■ Recorded data ■
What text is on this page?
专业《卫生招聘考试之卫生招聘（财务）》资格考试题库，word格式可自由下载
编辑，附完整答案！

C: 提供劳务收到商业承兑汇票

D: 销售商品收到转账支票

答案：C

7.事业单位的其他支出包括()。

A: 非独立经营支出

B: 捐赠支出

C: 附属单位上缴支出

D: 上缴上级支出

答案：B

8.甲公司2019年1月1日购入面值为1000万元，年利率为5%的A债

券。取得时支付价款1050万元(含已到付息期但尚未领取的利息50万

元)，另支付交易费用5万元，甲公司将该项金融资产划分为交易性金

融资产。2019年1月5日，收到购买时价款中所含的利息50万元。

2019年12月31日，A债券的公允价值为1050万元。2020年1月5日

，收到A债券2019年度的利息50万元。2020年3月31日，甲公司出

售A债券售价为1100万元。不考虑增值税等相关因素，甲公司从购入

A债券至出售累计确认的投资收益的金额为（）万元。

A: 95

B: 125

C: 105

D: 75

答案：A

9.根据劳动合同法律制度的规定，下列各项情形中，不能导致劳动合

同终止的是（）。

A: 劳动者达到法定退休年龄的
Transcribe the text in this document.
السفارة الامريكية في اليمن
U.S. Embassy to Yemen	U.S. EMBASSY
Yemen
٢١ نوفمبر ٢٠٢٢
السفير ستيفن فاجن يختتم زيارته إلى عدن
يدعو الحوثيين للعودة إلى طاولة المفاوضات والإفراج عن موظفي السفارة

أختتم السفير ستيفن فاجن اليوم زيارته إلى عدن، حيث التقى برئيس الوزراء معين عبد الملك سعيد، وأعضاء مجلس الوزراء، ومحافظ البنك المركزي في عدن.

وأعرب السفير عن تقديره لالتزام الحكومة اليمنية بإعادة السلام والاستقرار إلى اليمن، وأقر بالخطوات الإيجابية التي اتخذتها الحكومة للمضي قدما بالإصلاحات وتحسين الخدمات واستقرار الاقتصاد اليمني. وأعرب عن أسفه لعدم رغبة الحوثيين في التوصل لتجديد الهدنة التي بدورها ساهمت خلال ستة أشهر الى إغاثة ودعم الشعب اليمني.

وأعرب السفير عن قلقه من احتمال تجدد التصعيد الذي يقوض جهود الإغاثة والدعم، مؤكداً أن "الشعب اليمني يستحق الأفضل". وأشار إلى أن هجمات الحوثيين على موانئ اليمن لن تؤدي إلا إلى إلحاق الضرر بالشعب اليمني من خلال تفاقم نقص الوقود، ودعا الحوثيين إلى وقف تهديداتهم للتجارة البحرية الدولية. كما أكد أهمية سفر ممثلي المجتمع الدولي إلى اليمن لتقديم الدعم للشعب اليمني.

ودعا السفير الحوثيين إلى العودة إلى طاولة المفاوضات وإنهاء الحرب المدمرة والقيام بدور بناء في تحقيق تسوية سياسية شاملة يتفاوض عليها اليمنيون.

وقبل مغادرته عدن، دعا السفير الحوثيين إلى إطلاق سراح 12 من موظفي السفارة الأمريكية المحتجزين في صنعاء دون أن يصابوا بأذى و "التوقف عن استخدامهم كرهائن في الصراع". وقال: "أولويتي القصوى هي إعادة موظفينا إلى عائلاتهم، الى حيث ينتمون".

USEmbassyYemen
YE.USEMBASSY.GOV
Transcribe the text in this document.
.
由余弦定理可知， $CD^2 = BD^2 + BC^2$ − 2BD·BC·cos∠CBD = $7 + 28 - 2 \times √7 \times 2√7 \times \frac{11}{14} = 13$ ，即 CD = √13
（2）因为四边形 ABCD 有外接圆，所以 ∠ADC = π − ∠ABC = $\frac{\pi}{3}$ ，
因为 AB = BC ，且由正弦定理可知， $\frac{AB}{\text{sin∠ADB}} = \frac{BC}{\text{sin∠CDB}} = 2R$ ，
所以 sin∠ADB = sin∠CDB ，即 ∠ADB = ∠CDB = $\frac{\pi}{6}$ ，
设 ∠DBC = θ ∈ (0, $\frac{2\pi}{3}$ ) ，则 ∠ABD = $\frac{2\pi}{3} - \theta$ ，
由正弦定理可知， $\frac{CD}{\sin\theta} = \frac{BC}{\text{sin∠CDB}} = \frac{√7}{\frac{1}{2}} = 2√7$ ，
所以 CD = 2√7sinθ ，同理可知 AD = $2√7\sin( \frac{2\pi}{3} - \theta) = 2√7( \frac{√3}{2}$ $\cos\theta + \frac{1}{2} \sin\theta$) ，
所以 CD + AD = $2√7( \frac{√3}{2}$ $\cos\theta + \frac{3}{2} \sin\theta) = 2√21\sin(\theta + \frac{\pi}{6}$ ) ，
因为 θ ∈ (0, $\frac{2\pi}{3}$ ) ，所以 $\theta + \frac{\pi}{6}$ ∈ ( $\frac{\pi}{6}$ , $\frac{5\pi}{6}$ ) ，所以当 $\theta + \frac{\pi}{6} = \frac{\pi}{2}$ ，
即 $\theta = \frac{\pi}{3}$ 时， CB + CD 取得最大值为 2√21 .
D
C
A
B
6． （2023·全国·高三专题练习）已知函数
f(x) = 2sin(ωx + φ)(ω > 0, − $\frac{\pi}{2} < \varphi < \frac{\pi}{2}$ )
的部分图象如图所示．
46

■ Exercise instructions ■
Among the lines of the data, identify those with the word "زيارته". Copy each of them.

■ Reply to the task ■
السفير ستيفن فاجن يختتم زيارته إلى عدن
أختتم السفير ستيفن فاجن اليوم زيارته إلى عدن، حيث التقى برئيس الوزراء معين عبد الملك سعيد، وأعضاء مجلس الوزراء، ومحافظ البنك المركزي في عدن.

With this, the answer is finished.